### Text passage
##############################

Member of Uttar Pradesh Legislative Assembly
- Incumbent
- Assumed office 10 March 2022
- Preceded by: Radha Mohan Das Agarwal
- Constituency: Gorakhpur Urban
- Majority: 1,03,390

Member of Uttar Pradesh Legislative Council
- In office 18 September 2017 – 22 March 2022
- Preceded by: Yashwant Singh
- Succeeded by: Daya Shankar Mishra
- Constituency: Elected by the MLAs

Member of Parliament, Lok Sabha
- In office 5 March 1998 – 21 September 2017
- Preceded by: Mahant Avaidyanath
- Succeeded by: Praveen Kumar Nishad
- Constituency: Gorakhpur, Uttar Pradesh

Leader of the House of Uttar Pradesh Legislative Assembly
- Incumbent
- Assumed office 25 March 2022
- Speaker: Hriday Narayan Dikshit Satish Mahana
- Preceded by: Keshav Prasad Maurya

Personal details
- Born: Ajay Mohan Singh Bisht 5 June 1972 (age 54) Panchur, Uttar Pradesh, India (present-day Uttarakhand)
- Party: Bharatiya Janata Party
- Education: Hemwati Nandan Bahuguna Garhwal University (BSc, Mathematics)
- Occupation: Politician; monk;
- Cabinet: Yogi Adityanath I; Yogi Adityanath II;
- Website: Official Website; UP CM official;
- Nickname: Bulldozer Baba

Religious life
- Religion: Hinduism
- Denomination: Shaivism
- Temple: Gorakhnath Math
- School: Yoga
- Lineage: Guru Gorakhnath
- Sect: Nath Sampradaya
- Ordination: 12 September 2014

Religious career
- Teacher: Mahant Avaidyanath
- Post: Mahant
- Period in office: 2014–present
- Predecessor: Mahant Avaidyanath

= Yogi Adityanath =

Chief Minister of Uttar Pradesh since 2017

Yogi Adityanath (born Ajay Mohan Singh Bisht; 5 June 1972) (Note: The date of birth is 5 June 1972, but his birth name is variously reported as "Ajay Mohan Bisht", or "Ajay Singh Bisht".) is an Indian Hindu monk and politician. A member of the Bharatiya Janata Party, Adityanath has served as the chief minister of Uttar Pradesh since 2017. He is the state's longest-serving chief minister and the first to hold the office for two consecutive terms.

Previously, Adityanath served as a member of India's parliament for almost two decades, from 1998 until 2017. At the age of 26, he became one of the youngest Indian parliamentarians in 1998 and went on to win the next five consecutive terms from Gorakhpur Lok Sabha constituency. In 2017, he moved from central to the UP state politics and was elected as the chief minister of Uttar Pradesh. Initially, in 2017, he became a member of the UP legislative council. Subsequently, in 2022, he became a member of the state legislative assembly, having won the election from Gorakhpur Urban Assembly constituency.

Adityanath is also the mahant (head priest) of the Gorakhnath Math, a Hindu monastery in Gorakhpur, a position he has held since September 2014 following the death of Mahant Avaidyanath, his spiritual Guru. He founded the Hindu Yuva Vahini, a now defunct Hindutva youth militia. He has an image of a Hindu nationalist and a social conservative. Adityanath was placed 5th in 2023 and 6th in 2024 on the list of India's most powerful personalities, conducted by the Indian Express.

##############################

### Tasks to carry out
1: According to the Yogi Adityanath biography, at what age did he become one of India's youngest parliamentarians?
2: Please quote the Yogi Adityanath biography from "Personal details" to "University (BSc, Mathematics)".
3: Continue the Yogi Adityanath biography from the point where it ends.
The data plays no part in any of this.

##############################

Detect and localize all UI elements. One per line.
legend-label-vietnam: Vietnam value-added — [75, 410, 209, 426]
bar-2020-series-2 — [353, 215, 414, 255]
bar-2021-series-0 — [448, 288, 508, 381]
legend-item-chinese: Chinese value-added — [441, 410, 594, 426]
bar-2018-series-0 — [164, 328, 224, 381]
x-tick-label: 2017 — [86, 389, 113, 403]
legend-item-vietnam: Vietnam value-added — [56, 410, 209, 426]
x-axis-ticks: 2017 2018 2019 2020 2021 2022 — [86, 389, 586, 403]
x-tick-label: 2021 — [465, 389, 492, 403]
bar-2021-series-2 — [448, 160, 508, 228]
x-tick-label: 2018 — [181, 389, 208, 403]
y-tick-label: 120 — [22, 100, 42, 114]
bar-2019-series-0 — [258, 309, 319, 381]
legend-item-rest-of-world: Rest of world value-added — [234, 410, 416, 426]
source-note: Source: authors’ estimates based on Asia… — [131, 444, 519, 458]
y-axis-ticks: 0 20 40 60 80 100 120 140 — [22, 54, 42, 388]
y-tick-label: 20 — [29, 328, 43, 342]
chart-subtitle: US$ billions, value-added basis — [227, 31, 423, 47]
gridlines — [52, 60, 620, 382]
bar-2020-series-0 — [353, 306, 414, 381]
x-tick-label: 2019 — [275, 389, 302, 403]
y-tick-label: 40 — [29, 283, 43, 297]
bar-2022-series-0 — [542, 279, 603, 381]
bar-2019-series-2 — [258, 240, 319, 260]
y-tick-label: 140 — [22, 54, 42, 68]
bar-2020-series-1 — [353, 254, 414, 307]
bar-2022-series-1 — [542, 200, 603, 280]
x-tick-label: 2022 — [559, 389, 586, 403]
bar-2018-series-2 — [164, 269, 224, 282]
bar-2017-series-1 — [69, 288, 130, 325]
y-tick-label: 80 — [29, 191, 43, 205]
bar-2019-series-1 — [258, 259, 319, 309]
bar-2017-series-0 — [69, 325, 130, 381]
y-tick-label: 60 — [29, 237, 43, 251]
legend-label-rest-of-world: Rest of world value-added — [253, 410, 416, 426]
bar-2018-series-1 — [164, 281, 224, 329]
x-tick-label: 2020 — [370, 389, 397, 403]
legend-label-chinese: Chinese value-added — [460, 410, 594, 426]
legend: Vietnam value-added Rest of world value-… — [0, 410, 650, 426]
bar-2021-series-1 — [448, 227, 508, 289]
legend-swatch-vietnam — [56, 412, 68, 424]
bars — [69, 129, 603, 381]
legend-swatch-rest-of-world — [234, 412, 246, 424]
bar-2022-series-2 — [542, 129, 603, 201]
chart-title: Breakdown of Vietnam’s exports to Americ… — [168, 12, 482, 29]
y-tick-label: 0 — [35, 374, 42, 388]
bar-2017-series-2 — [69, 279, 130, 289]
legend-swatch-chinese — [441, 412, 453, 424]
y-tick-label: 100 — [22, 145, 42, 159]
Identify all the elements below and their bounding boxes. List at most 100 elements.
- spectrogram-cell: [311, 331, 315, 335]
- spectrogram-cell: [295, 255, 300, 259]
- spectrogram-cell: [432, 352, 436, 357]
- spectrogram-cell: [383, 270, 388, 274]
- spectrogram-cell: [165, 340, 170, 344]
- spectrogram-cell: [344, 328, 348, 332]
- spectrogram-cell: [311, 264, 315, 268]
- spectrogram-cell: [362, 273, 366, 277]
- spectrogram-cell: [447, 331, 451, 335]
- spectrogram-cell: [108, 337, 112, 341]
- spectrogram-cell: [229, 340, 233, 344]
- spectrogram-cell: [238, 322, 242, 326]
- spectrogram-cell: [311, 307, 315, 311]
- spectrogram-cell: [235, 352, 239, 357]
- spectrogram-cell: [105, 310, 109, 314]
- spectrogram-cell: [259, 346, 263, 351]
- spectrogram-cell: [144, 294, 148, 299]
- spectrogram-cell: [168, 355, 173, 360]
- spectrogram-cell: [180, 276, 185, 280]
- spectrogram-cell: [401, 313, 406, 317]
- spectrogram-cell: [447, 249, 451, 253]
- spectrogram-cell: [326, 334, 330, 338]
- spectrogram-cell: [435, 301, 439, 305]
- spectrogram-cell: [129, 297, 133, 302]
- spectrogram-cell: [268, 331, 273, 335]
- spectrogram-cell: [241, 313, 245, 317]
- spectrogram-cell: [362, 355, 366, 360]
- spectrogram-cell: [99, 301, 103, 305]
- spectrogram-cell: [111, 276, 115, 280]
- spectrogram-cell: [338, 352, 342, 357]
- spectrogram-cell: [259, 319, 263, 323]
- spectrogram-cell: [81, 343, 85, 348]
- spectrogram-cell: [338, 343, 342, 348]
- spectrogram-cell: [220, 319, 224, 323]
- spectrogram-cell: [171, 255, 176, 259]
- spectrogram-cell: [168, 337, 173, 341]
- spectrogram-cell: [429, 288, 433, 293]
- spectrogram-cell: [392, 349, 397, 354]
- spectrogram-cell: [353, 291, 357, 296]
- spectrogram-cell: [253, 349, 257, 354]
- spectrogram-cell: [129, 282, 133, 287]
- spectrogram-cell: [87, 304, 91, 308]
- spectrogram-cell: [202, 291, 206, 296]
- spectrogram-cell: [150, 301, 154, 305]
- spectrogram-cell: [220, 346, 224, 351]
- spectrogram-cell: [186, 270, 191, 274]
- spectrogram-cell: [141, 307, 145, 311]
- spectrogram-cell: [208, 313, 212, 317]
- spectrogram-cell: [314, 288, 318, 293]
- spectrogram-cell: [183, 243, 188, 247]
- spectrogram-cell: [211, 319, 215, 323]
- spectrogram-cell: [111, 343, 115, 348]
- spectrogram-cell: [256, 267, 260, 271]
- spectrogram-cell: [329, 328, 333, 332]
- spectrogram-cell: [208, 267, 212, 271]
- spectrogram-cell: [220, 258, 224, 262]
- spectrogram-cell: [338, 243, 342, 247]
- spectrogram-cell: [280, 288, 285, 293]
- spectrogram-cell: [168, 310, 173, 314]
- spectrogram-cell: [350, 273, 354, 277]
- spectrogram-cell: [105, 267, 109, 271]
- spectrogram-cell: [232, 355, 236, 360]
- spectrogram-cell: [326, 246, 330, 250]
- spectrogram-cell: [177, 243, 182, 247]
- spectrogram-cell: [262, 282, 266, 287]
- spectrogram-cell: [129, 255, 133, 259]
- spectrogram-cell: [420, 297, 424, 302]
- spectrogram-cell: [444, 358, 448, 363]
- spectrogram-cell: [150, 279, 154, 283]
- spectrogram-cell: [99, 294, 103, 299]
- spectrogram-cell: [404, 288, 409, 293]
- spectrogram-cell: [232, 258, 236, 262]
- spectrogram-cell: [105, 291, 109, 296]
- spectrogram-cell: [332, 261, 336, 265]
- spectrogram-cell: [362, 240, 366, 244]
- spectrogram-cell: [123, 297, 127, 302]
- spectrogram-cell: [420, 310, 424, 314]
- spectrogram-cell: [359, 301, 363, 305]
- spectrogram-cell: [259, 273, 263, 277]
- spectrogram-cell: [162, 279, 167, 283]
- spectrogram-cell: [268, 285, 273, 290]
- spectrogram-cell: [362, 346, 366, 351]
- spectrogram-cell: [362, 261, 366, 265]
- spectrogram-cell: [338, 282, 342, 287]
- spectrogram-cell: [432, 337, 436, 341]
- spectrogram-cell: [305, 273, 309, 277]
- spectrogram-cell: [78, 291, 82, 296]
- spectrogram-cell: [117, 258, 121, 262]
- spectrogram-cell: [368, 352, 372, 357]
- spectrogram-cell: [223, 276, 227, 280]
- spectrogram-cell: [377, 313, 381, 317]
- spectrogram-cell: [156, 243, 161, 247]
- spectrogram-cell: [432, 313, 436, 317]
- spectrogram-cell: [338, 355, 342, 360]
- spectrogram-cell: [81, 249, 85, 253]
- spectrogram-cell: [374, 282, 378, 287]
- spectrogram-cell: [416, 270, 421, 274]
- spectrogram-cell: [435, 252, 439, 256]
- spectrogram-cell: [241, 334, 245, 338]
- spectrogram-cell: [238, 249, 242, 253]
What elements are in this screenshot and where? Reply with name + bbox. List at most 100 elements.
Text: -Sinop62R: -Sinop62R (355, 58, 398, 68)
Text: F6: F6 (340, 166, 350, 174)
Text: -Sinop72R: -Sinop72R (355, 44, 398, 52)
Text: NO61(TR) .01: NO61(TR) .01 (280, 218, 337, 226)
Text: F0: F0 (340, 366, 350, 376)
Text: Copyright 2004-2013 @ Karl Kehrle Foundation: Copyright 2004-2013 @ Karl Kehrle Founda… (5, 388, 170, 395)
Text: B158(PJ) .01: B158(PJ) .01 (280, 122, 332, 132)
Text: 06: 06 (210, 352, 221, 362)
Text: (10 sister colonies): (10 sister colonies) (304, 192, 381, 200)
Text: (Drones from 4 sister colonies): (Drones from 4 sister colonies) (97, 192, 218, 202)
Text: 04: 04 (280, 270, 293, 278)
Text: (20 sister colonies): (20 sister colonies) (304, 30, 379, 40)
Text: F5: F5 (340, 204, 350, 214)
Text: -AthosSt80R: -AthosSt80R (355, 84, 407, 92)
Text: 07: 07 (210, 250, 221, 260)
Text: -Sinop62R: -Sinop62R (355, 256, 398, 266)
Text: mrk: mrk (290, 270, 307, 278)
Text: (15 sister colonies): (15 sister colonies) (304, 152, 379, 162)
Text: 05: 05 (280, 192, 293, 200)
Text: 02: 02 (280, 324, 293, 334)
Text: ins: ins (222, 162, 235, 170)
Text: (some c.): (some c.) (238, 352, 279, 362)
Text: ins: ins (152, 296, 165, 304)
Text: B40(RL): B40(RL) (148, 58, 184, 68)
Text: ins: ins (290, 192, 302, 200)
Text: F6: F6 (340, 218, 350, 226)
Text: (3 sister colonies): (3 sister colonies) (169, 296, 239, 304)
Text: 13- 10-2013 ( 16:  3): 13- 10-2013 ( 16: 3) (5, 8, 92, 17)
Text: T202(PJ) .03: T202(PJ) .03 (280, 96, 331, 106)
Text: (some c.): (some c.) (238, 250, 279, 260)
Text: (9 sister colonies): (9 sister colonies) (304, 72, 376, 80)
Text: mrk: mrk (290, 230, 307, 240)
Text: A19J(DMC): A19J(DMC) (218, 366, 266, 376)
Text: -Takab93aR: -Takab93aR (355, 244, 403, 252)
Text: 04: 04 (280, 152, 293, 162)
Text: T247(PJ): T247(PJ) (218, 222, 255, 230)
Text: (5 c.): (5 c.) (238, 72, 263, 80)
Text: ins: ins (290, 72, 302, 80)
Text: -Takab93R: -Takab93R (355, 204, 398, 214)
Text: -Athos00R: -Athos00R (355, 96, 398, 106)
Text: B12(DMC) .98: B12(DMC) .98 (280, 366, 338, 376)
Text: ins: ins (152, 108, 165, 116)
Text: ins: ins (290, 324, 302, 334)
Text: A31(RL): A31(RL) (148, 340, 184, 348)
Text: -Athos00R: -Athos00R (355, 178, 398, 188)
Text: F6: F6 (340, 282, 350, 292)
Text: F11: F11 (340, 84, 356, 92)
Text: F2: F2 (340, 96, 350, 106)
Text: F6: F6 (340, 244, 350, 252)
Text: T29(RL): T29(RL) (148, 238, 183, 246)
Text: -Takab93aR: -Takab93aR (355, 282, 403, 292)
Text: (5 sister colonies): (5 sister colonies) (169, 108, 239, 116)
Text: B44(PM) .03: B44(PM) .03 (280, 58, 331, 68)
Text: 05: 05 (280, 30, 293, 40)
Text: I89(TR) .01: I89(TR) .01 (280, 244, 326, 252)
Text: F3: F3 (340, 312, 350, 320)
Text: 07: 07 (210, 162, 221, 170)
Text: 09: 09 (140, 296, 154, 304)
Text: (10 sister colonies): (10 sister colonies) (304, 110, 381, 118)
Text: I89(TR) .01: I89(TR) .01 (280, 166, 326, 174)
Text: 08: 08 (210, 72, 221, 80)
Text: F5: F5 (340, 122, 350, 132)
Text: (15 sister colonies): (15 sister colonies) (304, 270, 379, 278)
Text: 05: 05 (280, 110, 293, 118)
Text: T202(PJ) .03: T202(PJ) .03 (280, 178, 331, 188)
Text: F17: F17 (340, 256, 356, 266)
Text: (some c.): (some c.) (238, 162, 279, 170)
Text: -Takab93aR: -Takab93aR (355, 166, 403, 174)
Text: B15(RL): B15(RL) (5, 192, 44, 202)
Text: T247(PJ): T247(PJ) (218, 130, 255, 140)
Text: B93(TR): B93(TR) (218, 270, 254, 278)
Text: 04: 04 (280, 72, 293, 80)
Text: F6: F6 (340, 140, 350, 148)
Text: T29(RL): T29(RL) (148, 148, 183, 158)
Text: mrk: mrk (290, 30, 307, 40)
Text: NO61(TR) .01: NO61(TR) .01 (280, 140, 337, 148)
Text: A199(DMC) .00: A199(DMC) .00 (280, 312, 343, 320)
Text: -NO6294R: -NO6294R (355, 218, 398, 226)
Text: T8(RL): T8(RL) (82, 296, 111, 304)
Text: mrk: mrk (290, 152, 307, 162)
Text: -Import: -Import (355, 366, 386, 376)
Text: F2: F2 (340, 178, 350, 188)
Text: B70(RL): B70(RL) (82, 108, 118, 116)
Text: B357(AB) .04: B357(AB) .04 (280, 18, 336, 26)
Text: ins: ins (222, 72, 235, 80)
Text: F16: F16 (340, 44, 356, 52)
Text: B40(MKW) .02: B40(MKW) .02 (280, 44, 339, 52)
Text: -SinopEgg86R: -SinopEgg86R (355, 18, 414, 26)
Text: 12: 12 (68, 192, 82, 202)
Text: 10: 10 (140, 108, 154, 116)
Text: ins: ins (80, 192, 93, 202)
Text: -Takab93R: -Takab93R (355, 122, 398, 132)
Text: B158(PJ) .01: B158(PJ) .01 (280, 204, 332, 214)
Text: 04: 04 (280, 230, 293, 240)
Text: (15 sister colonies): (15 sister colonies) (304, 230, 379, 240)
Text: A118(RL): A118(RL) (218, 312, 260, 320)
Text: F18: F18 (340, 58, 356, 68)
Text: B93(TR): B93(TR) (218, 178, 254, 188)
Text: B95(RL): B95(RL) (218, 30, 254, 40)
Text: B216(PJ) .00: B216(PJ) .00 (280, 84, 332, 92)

##############################

### Solved problems
1: He was 26.

2:
Personal details
- Born: Ajay Mohan Singh Bisht 5 June 1972 (age 54) Panchur, Uttar Pradesh, India (present-day Uttarakhand)
- Party: Bharatiya Janata Party
- Education: Hemwati Nandan Bahuguna Garhwal University (BSc, Mathematics)

3:
==Early life and education==
Yogi Adityanath was born as Ajay Mohan Singh Bisht on 5 June 1972 in the village of Panchur, in Pauri Garhwal, Uttar Pradesh (now in Uttarakhand) in a Garhwali Rajput family. His late father, Anand Singh Bisht, was a forest ranger. (Note: Anand Singh Bisht died on 20 April 2020 in AIIMS Hospital New Delhi.) He was the second born in the family, among four brothers and three sisters. He completed his bachelor's degree in mathematics from the Hemwati Nandan Bahuguna Garhwal University in Uttarakhand.

He left his home around the 1990s to join the Ayodhya Ram temple movement and the demolition of the Babri Masjid. Around that time, he also became a disciple of Mahant Avaidyanath, the chief of the Gorakhnath Math. Mahant Avaidyanath was leading the Ayodhya Ram temple movement at that time. While based in Gorakhpur after his initiation, Adityanath has often visited his ancestral village, establishing a school there in 1998.

Adityanath was promoted to the rank of Mahant or high priest of the Gorakhnath Math after the death of Avaidyanath on 12 September 2014. He was made Peethadhishwar (Head Seer) of the Math amid traditional rituals of the Nath sect two days later.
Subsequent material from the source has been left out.